Required work = Write the records out again, precisely as they stand.

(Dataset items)

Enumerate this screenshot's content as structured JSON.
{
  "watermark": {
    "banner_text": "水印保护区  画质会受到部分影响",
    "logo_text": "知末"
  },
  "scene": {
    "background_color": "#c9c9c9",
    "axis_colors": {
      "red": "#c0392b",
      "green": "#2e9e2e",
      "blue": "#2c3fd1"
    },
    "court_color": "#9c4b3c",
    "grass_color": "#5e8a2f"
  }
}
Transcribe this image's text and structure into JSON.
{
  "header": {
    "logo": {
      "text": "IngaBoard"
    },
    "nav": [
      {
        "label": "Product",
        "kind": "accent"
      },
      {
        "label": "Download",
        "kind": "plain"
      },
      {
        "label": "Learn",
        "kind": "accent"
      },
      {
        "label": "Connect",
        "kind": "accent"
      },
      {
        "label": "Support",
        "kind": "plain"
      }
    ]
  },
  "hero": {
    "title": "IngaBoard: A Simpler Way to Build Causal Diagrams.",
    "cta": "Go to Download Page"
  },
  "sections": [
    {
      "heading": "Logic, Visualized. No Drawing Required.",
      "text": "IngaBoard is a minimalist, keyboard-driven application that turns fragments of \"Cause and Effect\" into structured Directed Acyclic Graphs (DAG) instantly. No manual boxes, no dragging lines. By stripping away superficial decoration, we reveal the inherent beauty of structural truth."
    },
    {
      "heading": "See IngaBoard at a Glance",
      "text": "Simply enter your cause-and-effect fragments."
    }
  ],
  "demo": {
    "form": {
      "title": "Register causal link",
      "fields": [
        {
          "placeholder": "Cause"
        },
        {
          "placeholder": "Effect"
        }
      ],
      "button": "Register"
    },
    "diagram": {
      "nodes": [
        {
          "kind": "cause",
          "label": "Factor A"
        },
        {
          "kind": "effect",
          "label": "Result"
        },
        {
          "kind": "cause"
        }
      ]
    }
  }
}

Solution for this exercise =
Enumerate this screenshot's content as structured JSON.
{
  "watermark": {
    "banner_text": "水印保护区  画质会受到部分影响",
    "logo_text": "知末"
  },
  "scene": {
    "background_color": "#c9c9c9",
    "axis_colors": {
      "red": "#c0392b",
      "green": "#2e9e2e",
      "blue": "#2c3fd1"
    },
    "court_color": "#9c4b3c",
    "grass_color": "#5e8a2f"
  }
}
Transcribe this image's text and structure into JSON.
{
  "header": {
    "logo": {
      "text": "IngaBoard"
    },
    "nav": [
      {
        "label": "Product",
        "kind": "accent"
      },
      {
        "label": "Download",
        "kind": "plain"
      },
      {
        "label": "Learn",
        "kind": "accent"
      },
      {
        "label": "Connect",
        "kind": "accent"
      },
      {
        "label": "Support",
        "kind": "plain"
      }
    ]
  },
  "hero": {
    "title": "IngaBoard: A Simpler Way to Build Causal Diagrams.",
    "cta": "Go to Download Page"
  },
  "sections": [
    {
      "heading": "Logic, Visualized. No Drawing Required.",
      "text": "IngaBoard is a minimalist, keyboard-driven application that turns fragments of \"Cause and Effect\" into structured Directed Acyclic Graphs (DAG) instantly. No manual boxes, no dragging lines. By stripping away superficial decoration, we reveal the inherent beauty of structural truth."
    },
    {
      "heading": "See IngaBoard at a Glance",
      "text": "Simply enter your cause-and-effect fragments."
    }
  ],
  "demo": {
    "form": {
      "title": "Register causal link",
      "fields": [
        {
          "placeholder": "Cause"
        },
        {
          "placeholder": "Effect"
        }
      ],
      "button": "Register"
    },
    "diagram": {
      "nodes": [
        {
          "kind": "cause",
          "label": "Factor A"
        },
        {
          "kind": "effect",
          "label": "Result"
        },
        {
          "kind": "cause"
        }
      ]
    }
  }
}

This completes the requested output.